Your task: Of the lines in the data below, count the ones holding the string "ABCD", and answer with that number only.

:: Data in this exercise ::

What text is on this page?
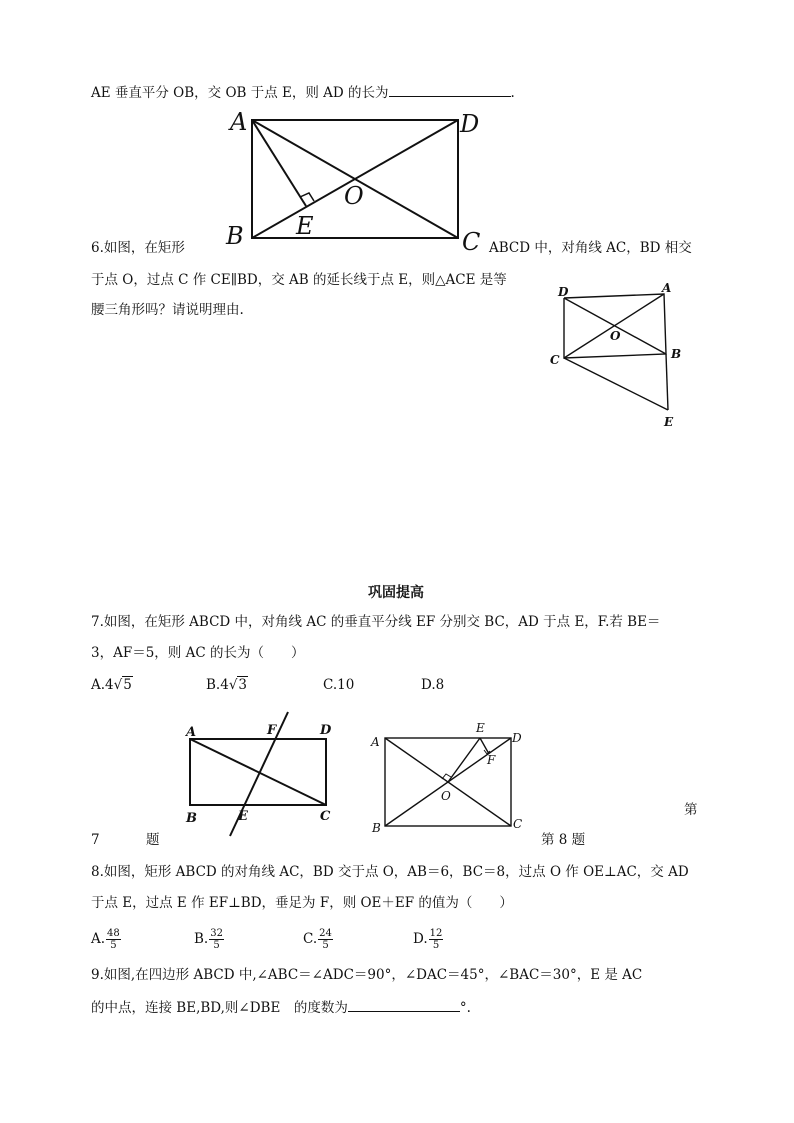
AE 垂直平分 OB，交 OB 于点 E，则 AD 的长为	.
A	D
O
E
B	C
6.如图，在矩形	ABCD 中，对角线 AC，BD 相交
于点 O，过点 C 作 CE∥BD，交 AB 的延长线于点 E，则△ACE 是等
腰三角形吗？请说明理由.
D	A
O
C	B
E
巩固提高
7.如图，在矩形 ABCD 中，对角线 AC 的垂直平分线 EF 分别交 BC，AD 于点 E，F.若 BE＝
3，AF＝5，则 AC 的长为（　　）
A.4√5	B.4√3	C.10	D.8
A	F	D
B	E	C
A
E
D
F
O
B	C
第
7	题	第 8 题
8.如图，矩形 ABCD 的对角线 AC，BD 交于点 O，AB＝6，BC＝8，过点 O 作 OE⊥AC，交 AD
于点 E，过点 E 作 EF⊥BD，垂足为 F，则 OE＋EF 的值为（　　）
A. $\frac{48}{5}$	B. $\frac{32}{5}$	C. $\frac{24}{5}$	D. $\frac{12}{5}$
9.如图,在四边形 ABCD 中,∠ABC＝∠ADC＝90°，∠DAC＝45°，∠BAC＝30°，E 是 AC
的中点，连接 BE,BD,则∠DBE　的度数为	°.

:::

Written solution: 4